Dataset entries:
········

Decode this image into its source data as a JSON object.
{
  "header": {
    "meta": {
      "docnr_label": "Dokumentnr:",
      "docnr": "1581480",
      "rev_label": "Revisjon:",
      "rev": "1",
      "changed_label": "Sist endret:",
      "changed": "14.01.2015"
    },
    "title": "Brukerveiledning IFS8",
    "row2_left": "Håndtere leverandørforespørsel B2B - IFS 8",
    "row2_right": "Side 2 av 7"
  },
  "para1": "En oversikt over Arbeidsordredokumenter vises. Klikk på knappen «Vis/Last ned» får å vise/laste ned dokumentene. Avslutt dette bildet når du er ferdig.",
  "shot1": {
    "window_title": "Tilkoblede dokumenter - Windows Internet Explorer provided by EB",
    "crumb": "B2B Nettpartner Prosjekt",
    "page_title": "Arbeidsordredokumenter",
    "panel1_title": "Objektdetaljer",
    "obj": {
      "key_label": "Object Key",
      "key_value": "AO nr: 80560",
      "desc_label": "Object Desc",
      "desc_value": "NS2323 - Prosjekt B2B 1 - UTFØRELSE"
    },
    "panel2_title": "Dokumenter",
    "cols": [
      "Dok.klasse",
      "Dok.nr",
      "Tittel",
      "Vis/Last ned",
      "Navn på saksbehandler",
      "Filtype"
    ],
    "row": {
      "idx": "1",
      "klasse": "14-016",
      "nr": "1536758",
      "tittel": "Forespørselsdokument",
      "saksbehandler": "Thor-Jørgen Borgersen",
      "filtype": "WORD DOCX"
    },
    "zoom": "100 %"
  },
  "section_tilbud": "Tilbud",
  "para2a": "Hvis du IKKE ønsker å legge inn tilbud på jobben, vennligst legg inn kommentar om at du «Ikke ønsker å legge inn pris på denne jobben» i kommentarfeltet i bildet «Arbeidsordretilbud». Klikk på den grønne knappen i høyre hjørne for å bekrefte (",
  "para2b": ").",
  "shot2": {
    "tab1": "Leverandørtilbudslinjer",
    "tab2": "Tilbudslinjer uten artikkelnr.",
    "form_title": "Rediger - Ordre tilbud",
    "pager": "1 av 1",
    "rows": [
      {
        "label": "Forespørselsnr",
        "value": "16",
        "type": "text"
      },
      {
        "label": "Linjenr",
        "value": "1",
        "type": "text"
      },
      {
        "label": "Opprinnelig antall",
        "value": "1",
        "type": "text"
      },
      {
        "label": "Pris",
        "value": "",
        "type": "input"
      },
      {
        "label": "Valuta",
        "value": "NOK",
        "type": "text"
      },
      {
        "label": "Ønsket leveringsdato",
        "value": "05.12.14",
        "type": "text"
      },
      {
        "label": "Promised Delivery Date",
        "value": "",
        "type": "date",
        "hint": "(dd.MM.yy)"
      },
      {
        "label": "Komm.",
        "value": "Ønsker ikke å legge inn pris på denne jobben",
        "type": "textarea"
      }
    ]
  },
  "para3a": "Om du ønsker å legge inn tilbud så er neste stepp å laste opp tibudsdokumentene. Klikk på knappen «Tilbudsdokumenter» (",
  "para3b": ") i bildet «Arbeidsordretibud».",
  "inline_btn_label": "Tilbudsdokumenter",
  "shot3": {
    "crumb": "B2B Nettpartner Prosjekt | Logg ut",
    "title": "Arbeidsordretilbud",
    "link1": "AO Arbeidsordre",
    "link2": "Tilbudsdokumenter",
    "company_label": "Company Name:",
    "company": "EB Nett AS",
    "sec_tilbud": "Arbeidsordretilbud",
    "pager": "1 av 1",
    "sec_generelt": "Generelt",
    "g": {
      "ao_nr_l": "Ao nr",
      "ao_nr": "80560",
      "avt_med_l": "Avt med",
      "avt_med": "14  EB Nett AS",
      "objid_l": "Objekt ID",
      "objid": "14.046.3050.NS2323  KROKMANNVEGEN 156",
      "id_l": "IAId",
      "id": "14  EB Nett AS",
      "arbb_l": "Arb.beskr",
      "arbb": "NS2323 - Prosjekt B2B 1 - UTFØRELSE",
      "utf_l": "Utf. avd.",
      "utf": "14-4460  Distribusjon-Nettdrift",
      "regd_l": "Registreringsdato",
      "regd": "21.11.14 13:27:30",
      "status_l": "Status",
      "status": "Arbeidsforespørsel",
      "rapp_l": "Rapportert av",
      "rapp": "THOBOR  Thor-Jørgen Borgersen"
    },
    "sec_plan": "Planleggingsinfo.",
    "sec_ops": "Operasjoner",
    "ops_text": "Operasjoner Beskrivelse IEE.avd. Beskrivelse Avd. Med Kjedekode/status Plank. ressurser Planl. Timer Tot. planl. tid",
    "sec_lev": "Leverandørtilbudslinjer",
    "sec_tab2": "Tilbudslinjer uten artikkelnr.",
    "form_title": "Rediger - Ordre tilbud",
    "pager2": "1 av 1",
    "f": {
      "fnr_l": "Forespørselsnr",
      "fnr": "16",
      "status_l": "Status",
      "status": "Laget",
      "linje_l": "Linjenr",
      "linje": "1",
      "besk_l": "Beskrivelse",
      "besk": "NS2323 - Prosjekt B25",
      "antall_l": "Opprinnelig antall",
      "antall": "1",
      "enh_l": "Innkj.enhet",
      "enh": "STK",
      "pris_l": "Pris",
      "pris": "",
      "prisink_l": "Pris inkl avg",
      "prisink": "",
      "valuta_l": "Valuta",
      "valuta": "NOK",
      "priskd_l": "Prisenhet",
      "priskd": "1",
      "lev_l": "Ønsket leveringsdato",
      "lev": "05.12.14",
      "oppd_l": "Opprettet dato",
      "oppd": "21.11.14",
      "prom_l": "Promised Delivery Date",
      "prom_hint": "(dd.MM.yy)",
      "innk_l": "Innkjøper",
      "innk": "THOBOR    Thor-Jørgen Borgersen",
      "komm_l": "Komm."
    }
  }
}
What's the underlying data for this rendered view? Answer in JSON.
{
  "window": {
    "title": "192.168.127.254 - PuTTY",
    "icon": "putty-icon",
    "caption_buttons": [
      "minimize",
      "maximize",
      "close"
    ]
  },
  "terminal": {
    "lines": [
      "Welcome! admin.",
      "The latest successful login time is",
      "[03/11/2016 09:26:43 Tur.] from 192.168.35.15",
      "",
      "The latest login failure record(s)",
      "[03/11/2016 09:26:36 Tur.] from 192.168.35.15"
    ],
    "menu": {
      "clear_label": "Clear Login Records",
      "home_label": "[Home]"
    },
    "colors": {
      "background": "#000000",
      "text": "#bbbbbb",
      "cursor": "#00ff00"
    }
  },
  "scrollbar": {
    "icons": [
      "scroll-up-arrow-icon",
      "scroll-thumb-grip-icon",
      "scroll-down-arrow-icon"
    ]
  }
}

········

# Challenge:
Give the entries once more, exactly as they appear.

# Output for this task:
Decode this image into its source data as a JSON object.
{
  "header": {
    "meta": {
      "docnr_label": "Dokumentnr:",
      "docnr": "1581480",
      "rev_label": "Revisjon:",
      "rev": "1",
      "changed_label": "Sist endret:",
      "changed": "14.01.2015"
    },
    "title": "Brukerveiledning IFS8",
    "row2_left": "Håndtere leverandørforespørsel B2B - IFS 8",
    "row2_right": "Side 2 av 7"
  },
  "para1": "En oversikt over Arbeidsordredokumenter vises. Klikk på knappen «Vis/Last ned» får å vise/laste ned dokumentene. Avslutt dette bildet når du er ferdig.",
  "shot1": {
    "window_title": "Tilkoblede dokumenter - Windows Internet Explorer provided by EB",
    "crumb": "B2B Nettpartner Prosjekt",
    "page_title": "Arbeidsordredokumenter",
    "panel1_title": "Objektdetaljer",
    "obj": {
      "key_label": "Object Key",
      "key_value": "AO nr: 80560",
      "desc_label": "Object Desc",
      "desc_value": "NS2323 - Prosjekt B2B 1 - UTFØRELSE"
    },
    "panel2_title": "Dokumenter",
    "cols": [
      "Dok.klasse",
      "Dok.nr",
      "Tittel",
      "Vis/Last ned",
      "Navn på saksbehandler",
      "Filtype"
    ],
    "row": {
      "idx": "1",
      "klasse": "14-016",
      "nr": "1536758",
      "tittel": "Forespørselsdokument",
      "saksbehandler": "Thor-Jørgen Borgersen",
      "filtype": "WORD DOCX"
    },
    "zoom": "100 %"
  },
  "section_tilbud": "Tilbud",
  "para2a": "Hvis du IKKE ønsker å legge inn tilbud på jobben, vennligst legg inn kommentar om at du «Ikke ønsker å legge inn pris på denne jobben» i kommentarfeltet i bildet «Arbeidsordretilbud». Klikk på den grønne knappen i høyre hjørne for å bekrefte (",
  "para2b": ").",
  "shot2": {
    "tab1": "Leverandørtilbudslinjer",
    "tab2": "Tilbudslinjer uten artikkelnr.",
    "form_title": "Rediger - Ordre tilbud",
    "pager": "1 av 1",
    "rows": [
      {
        "label": "Forespørselsnr",
        "value": "16",
        "type": "text"
      },
      {
        "label": "Linjenr",
        "value": "1",
        "type": "text"
      },
      {
        "label": "Opprinnelig antall",
        "value": "1",
        "type": "text"
      },
      {
        "label": "Pris",
        "value": "",
        "type": "input"
      },
      {
        "label": "Valuta",
        "value": "NOK",
        "type": "text"
      },
      {
        "label": "Ønsket leveringsdato",
        "value": "05.12.14",
        "type": "text"
      },
      {
        "label": "Promised Delivery Date",
        "value": "",
        "type": "date",
        "hint": "(dd.MM.yy)"
      },
      {
        "label": "Komm.",
        "value": "Ønsker ikke å legge inn pris på denne jobben",
        "type": "textarea"
      }
    ]
  },
  "para3a": "Om du ønsker å legge inn tilbud så er neste stepp å laste opp tibudsdokumentene. Klikk på knappen «Tilbudsdokumenter» (",
  "para3b": ") i bildet «Arbeidsordretibud».",
  "inline_btn_label": "Tilbudsdokumenter",
  "shot3": {
    "crumb": "B2B Nettpartner Prosjekt | Logg ut",
    "title": "Arbeidsordretilbud",
    "link1": "AO Arbeidsordre",
    "link2": "Tilbudsdokumenter",
    "company_label": "Company Name:",
    "company": "EB Nett AS",
    "sec_tilbud": "Arbeidsordretilbud",
    "pager": "1 av 1",
    "sec_generelt": "Generelt",
    "g": {
      "ao_nr_l": "Ao nr",
      "ao_nr": "80560",
      "avt_med_l": "Avt med",
      "avt_med": "14  EB Nett AS",
      "objid_l": "Objekt ID",
      "objid": "14.046.3050.NS2323  KROKMANNVEGEN 156",
      "id_l": "IAId",
      "id": "14  EB Nett AS",
      "arbb_l": "Arb.beskr",
      "arbb": "NS2323 - Prosjekt B2B 1 - UTFØRELSE",
      "utf_l": "Utf. avd.",
      "utf": "14-4460  Distribusjon-Nettdrift",
      "regd_l": "Registreringsdato",
      "regd": "21.11.14 13:27:30",
      "status_l": "Status",
      "status": "Arbeidsforespørsel",
      "rapp_l": "Rapportert av",
      "rapp": "THOBOR  Thor-Jørgen Borgersen"
    },
    "sec_plan": "Planleggingsinfo.",
    "sec_ops": "Operasjoner",
    "ops_text": "Operasjoner Beskrivelse IEE.avd. Beskrivelse Avd. Med Kjedekode/status Plank. ressurser Planl. Timer Tot. planl. tid",
    "sec_lev": "Leverandørtilbudslinjer",
    "sec_tab2": "Tilbudslinjer uten artikkelnr.",
    "form_title": "Rediger - Ordre tilbud",
    "pager2": "1 av 1",
    "f": {
      "fnr_l": "Forespørselsnr",
      "fnr": "16",
      "status_l": "Status",
      "status": "Laget",
      "linje_l": "Linjenr",
      "linje": "1",
      "besk_l": "Beskrivelse",
      "besk": "NS2323 - Prosjekt B25",
      "antall_l": "Opprinnelig antall",
      "antall": "1",
      "enh_l": "Innkj.enhet",
      "enh": "STK",
      "pris_l": "Pris",
      "pris": "",
      "prisink_l": "Pris inkl avg",
      "prisink": "",
      "valuta_l": "Valuta",
      "valuta": "NOK",
      "priskd_l": "Prisenhet",
      "priskd": "1",
      "lev_l": "Ønsket leveringsdato",
      "lev": "05.12.14",
      "oppd_l": "Opprettet dato",
      "oppd": "21.11.14",
      "prom_l": "Promised Delivery Date",
      "prom_hint": "(dd.MM.yy)",
      "innk_l": "Innkjøper",
      "innk": "THOBOR    Thor-Jørgen Borgersen",
      "komm_l": "Komm."
    }
  }
}
What's the underlying data for this rendered view? Answer in JSON.
{
  "window": {
    "title": "192.168.127.254 - PuTTY",
    "icon": "putty-icon",
    "caption_buttons": [
      "minimize",
      "maximize",
      "close"
    ]
  },
  "terminal": {
    "lines": [
      "Welcome! admin.",
      "The latest successful login time is",
      "[03/11/2016 09:26:43 Tur.] from 192.168.35.15",
      "",
      "The latest login failure record(s)",
      "[03/11/2016 09:26:36 Tur.] from 192.168.35.15"
    ],
    "menu": {
      "clear_label": "Clear Login Records",
      "home_label": "[Home]"
    },
    "colors": {
      "background": "#000000",
      "text": "#bbbbbb",
      "cursor": "#00ff00"
    }
  },
  "scrollbar": {
    "icons": [
      "scroll-up-arrow-icon",
      "scroll-thumb-grip-icon",
      "scroll-down-arrow-icon"
    ]
  }
}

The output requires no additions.